* What you are asked to do
Reproduce all the lines below exactly and omit the images.

[Source data]
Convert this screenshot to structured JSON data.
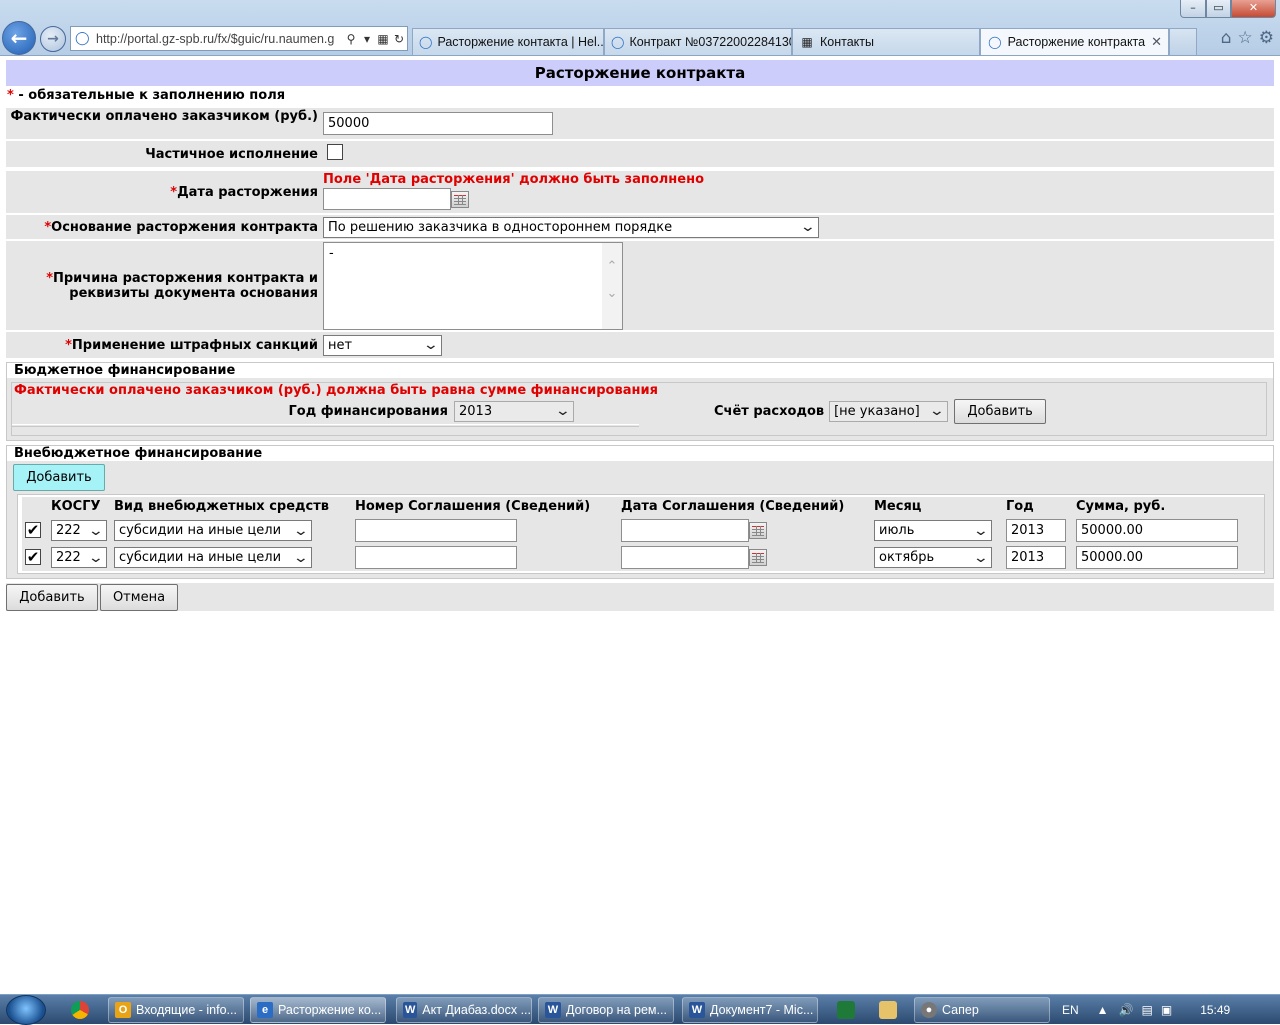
{
  "browser": {
    "url": "http://portal.gz-spb.ru/fx/$guic/ru.naumen.g",
    "tabs": [
      {
        "label": "Расторжение контакта | Hel...",
        "icon": "ie-icon"
      },
      {
        "label": "Контракт №03722002284130...",
        "icon": "ie-icon"
      },
      {
        "label": "Контакты",
        "icon": "page-icon"
      },
      {
        "label": "Расторжение контракта",
        "icon": "ie-icon",
        "active": true
      }
    ],
    "window_controls": {
      "minimize": "–",
      "maximize": "▭",
      "close": "✕"
    }
  },
  "form": {
    "title": "Расторжение контракта",
    "required_note_star": "*",
    "required_note": " - обязательные к заполнению поля",
    "paid_label": "Фактически оплачено заказчиком (руб.)",
    "paid_value": "50000",
    "partial_label": "Частичное исполнение",
    "partial_checked": false,
    "termination_date_label": "Дата расторжения",
    "termination_date_error": "Поле 'Дата расторжения' должно быть заполнено",
    "termination_date_value": "",
    "basis_label": "Основание расторжения контракта",
    "basis_value": "По решению заказчика в одностороннем порядке",
    "reason_label": "Причина расторжения контракта и реквизиты документа основания",
    "reason_value": "-",
    "penalty_label": "Применение штрафных санкций",
    "penalty_value": "нет",
    "required_star": "*"
  },
  "budget": {
    "legend": "Бюджетное финансирование",
    "error": "Фактически оплачено заказчиком (руб.) должна быть равна сумме финансирования",
    "year_label": "Год финансирования",
    "year_value": "2013",
    "account_label": "Счёт расходов",
    "account_value": "[не указано]",
    "add_label": "Добавить"
  },
  "extrabudget": {
    "legend": "Внебюджетное финансирование",
    "add_label": "Добавить",
    "columns": [
      "КОСГУ",
      "Вид внебюджетных средств",
      "Номер Соглашения (Сведений)",
      "Дата Соглашения (Сведений)",
      "Месяц",
      "Год",
      "Сумма, руб."
    ],
    "rows": [
      {
        "checked": true,
        "kosgu": "222",
        "type": "субсидии на иные цели",
        "number": "",
        "date": "",
        "month": "июль",
        "year": "2013",
        "sum": "50000.00"
      },
      {
        "checked": true,
        "kosgu": "222",
        "type": "субсидии на иные цели",
        "number": "",
        "date": "",
        "month": "октябрь",
        "year": "2013",
        "sum": "50000.00"
      }
    ]
  },
  "actions": {
    "add": "Добавить",
    "cancel": "Отмена"
  },
  "taskbar": {
    "items": [
      {
        "label": "Входящие - info...",
        "icon": "outlook-icon",
        "color": "#e8a317"
      },
      {
        "label": "Расторжение ко...",
        "icon": "ie-icon",
        "color": "#2b6cc4",
        "active": true
      },
      {
        "label": "Акт Диабаз.docx ...",
        "icon": "word-icon",
        "color": "#2a5699"
      },
      {
        "label": "Договор на рем...",
        "icon": "word-icon",
        "color": "#2a5699"
      },
      {
        "label": "Документ7 - Mic...",
        "icon": "word-icon",
        "color": "#2a5699"
      },
      {
        "label": "Сапер",
        "icon": "minesweeper-icon",
        "color": "#777777"
      }
    ],
    "lang": "EN",
    "time": "15:49"
  }
}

* Output for this task
Convert this screenshot to structured JSON data.
{
  "browser": {
    "url": "http://portal.gz-spb.ru/fx/$guic/ru.naumen.g",
    "tabs": [
      {
        "label": "Расторжение контакта | Hel...",
        "icon": "ie-icon"
      },
      {
        "label": "Контракт №03722002284130...",
        "icon": "ie-icon"
      },
      {
        "label": "Контакты",
        "icon": "page-icon"
      },
      {
        "label": "Расторжение контракта",
        "icon": "ie-icon",
        "active": true
      }
    ],
    "window_controls": {
      "minimize": "–",
      "maximize": "▭",
      "close": "✕"
    }
  },
  "form": {
    "title": "Расторжение контракта",
    "required_note_star": "*",
    "required_note": " - обязательные к заполнению поля",
    "paid_label": "Фактически оплачено заказчиком (руб.)",
    "paid_value": "50000",
    "partial_label": "Частичное исполнение",
    "partial_checked": false,
    "termination_date_label": "Дата расторжения",
    "termination_date_error": "Поле 'Дата расторжения' должно быть заполнено",
    "termination_date_value": "",
    "basis_label": "Основание расторжения контракта",
    "basis_value": "По решению заказчика в одностороннем порядке",
    "reason_label": "Причина расторжения контракта и реквизиты документа основания",
    "reason_value": "-",
    "penalty_label": "Применение штрафных санкций",
    "penalty_value": "нет",
    "required_star": "*"
  },
  "budget": {
    "legend": "Бюджетное финансирование",
    "error": "Фактически оплачено заказчиком (руб.) должна быть равна сумме финансирования",
    "year_label": "Год финансирования",
    "year_value": "2013",
    "account_label": "Счёт расходов",
    "account_value": "[не указано]",
    "add_label": "Добавить"
  },
  "extrabudget": {
    "legend": "Внебюджетное финансирование",
    "add_label": "Добавить",
    "columns": [
      "КОСГУ",
      "Вид внебюджетных средств",
      "Номер Соглашения (Сведений)",
      "Дата Соглашения (Сведений)",
      "Месяц",
      "Год",
      "Сумма, руб."
    ],
    "rows": [
      {
        "checked": true,
        "kosgu": "222",
        "type": "субсидии на иные цели",
        "number": "",
        "date": "",
        "month": "июль",
        "year": "2013",
        "sum": "50000.00"
      },
      {
        "checked": true,
        "kosgu": "222",
        "type": "субсидии на иные цели",
        "number": "",
        "date": "",
        "month": "октябрь",
        "year": "2013",
        "sum": "50000.00"
      }
    ]
  },
  "actions": {
    "add": "Добавить",
    "cancel": "Отмена"
  },
  "taskbar": {
    "items": [
      {
        "label": "Входящие - info...",
        "icon": "outlook-icon",
        "color": "#e8a317"
      },
      {
        "label": "Расторжение ко...",
        "icon": "ie-icon",
        "color": "#2b6cc4",
        "active": true
      },
      {
        "label": "Акт Диабаз.docx ...",
        "icon": "word-icon",
        "color": "#2a5699"
      },
      {
        "label": "Договор на рем...",
        "icon": "word-icon",
        "color": "#2a5699"
      },
      {
        "label": "Документ7 - Mic...",
        "icon": "word-icon",
        "color": "#2a5699"
      },
      {
        "label": "Сапер",
        "icon": "minesweeper-icon",
        "color": "#777777"
      }
    ],
    "lang": "EN",
    "time": "15:49"
  }
}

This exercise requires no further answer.